>> start EXTRACTED RECORDS

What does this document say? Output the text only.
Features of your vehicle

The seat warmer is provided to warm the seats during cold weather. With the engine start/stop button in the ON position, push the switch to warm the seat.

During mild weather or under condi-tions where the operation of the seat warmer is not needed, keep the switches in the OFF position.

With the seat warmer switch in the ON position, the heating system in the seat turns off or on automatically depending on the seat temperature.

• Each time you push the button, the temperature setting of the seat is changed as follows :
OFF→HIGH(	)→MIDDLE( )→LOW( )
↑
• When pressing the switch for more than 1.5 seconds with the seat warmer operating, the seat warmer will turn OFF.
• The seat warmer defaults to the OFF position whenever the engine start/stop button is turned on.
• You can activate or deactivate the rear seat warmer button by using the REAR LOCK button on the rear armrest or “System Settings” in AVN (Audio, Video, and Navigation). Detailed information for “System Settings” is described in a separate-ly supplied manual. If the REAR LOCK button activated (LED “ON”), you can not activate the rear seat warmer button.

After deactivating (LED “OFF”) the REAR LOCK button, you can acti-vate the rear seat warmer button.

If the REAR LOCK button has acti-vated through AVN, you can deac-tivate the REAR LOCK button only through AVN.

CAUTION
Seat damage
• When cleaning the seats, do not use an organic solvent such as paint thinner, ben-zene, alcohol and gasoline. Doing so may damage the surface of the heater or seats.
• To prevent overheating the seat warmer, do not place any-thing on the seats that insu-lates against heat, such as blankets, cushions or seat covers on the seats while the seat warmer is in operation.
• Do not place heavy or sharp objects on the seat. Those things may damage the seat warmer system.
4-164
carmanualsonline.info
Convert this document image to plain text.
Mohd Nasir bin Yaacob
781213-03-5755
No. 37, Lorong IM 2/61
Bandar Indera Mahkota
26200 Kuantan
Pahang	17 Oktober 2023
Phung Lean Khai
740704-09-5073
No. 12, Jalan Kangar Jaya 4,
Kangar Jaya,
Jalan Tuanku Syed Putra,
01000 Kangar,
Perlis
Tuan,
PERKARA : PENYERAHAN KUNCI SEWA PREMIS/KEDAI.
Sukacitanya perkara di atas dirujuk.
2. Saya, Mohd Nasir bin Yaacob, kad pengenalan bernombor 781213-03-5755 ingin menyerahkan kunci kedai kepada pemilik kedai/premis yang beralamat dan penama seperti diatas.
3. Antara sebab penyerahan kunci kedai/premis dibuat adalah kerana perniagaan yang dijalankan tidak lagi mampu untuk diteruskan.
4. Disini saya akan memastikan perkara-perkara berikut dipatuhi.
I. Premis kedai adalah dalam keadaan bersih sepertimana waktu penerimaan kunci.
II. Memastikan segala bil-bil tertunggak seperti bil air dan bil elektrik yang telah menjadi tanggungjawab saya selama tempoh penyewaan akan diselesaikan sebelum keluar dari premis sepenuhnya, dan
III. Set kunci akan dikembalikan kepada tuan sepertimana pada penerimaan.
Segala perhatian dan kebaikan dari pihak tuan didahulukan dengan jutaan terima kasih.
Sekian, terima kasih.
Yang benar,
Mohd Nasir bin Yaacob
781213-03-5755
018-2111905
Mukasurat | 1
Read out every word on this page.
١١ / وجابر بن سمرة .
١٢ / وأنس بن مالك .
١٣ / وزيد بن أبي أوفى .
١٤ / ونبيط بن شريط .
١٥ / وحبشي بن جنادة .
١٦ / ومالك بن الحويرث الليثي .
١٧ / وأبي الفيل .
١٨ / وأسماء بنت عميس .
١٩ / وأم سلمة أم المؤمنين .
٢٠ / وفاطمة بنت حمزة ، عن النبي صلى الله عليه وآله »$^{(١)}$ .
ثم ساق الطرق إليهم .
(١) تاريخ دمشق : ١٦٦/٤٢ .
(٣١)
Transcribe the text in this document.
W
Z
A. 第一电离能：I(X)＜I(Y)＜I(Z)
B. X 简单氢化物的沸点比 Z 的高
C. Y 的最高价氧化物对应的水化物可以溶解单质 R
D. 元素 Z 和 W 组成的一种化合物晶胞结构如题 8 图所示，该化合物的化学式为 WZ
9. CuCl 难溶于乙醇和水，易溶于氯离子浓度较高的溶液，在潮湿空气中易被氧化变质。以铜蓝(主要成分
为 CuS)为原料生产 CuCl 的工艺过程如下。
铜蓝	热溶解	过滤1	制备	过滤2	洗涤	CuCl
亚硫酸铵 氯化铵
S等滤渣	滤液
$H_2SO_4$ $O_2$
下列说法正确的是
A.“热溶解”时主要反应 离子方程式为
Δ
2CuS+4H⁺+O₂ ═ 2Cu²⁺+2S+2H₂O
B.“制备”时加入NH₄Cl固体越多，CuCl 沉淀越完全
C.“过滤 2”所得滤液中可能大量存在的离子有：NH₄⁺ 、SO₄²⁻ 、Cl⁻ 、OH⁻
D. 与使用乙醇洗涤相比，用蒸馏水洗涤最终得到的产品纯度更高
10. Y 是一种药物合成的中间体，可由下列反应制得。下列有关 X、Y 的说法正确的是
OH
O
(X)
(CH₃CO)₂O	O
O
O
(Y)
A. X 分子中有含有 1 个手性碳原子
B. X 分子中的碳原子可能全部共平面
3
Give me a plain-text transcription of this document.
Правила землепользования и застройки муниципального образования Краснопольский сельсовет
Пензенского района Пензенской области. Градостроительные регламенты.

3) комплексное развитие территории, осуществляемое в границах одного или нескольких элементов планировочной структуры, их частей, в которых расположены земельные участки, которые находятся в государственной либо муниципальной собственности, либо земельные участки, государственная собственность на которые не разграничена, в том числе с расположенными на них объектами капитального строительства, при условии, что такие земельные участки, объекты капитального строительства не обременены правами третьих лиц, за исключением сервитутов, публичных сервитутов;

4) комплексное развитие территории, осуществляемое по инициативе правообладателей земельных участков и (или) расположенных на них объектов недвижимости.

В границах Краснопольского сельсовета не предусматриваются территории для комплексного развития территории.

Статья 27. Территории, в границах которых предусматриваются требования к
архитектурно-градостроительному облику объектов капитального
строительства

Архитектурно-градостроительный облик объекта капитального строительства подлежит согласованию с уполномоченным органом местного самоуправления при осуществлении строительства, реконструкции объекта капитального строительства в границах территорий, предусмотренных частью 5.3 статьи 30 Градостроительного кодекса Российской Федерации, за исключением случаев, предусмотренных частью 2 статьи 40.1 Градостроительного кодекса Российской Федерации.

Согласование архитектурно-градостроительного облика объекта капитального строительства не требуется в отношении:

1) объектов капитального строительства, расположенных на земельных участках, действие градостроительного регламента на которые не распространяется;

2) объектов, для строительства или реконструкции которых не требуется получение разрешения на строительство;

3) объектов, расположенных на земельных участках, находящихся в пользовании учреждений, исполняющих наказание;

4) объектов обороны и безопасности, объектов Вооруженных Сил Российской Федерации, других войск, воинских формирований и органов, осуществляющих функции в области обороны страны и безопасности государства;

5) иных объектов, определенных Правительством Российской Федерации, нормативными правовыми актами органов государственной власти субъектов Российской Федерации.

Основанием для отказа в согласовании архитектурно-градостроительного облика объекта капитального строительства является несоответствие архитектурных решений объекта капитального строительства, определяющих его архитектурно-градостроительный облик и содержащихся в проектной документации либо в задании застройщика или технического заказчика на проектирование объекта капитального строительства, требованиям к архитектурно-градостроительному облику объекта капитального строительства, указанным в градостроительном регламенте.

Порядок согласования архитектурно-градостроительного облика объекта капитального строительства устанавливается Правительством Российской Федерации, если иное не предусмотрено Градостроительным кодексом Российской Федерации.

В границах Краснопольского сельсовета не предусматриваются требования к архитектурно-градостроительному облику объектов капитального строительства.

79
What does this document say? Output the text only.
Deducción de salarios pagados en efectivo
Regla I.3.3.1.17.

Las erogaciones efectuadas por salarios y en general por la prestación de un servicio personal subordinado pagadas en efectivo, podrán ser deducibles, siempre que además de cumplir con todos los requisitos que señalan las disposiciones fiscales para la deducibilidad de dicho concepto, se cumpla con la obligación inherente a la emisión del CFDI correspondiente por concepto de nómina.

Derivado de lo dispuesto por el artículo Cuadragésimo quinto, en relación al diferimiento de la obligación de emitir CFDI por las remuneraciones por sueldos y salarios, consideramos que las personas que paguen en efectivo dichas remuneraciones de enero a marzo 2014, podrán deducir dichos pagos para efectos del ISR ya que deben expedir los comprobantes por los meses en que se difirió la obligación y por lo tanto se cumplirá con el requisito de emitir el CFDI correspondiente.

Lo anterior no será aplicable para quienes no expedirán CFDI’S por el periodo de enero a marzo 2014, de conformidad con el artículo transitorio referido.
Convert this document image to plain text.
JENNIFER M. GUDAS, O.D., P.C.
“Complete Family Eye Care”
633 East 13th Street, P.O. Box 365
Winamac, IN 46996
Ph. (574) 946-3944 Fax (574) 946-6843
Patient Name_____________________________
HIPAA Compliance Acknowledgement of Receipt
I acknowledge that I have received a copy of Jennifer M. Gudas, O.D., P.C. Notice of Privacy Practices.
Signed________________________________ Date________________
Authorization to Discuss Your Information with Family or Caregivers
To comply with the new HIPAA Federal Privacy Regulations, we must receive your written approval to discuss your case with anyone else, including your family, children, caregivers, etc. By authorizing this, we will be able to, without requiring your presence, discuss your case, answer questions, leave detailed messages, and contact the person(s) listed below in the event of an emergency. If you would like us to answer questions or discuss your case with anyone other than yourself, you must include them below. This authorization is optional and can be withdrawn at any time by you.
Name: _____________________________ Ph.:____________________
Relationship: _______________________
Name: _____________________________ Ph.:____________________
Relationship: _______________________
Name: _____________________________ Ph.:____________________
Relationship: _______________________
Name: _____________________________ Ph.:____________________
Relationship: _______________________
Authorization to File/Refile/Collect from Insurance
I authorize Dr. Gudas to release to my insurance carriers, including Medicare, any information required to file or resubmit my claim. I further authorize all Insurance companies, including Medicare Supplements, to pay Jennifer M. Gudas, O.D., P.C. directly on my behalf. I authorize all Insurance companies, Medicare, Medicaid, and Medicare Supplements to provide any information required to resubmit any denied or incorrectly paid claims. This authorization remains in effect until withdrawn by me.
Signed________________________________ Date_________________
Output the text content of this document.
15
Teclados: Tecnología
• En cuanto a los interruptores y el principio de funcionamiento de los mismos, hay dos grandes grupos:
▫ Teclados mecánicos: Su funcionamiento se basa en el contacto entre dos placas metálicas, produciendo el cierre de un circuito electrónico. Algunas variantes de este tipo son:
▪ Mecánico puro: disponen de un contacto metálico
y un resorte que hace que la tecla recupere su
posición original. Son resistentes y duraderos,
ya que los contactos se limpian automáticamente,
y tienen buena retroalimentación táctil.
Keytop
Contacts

>> end EXTRACTED RECORDS

**GIVEN PROBLEM**
Return each line with "temperature".

**ANSWER TO THIS EXERCISE**
With the seat warmer switch in the ON position, the heating system in the seat turns off or on automatically depending on the seat temperature.
• Each time you push the button, the temperature setting of the seat is changed as follows :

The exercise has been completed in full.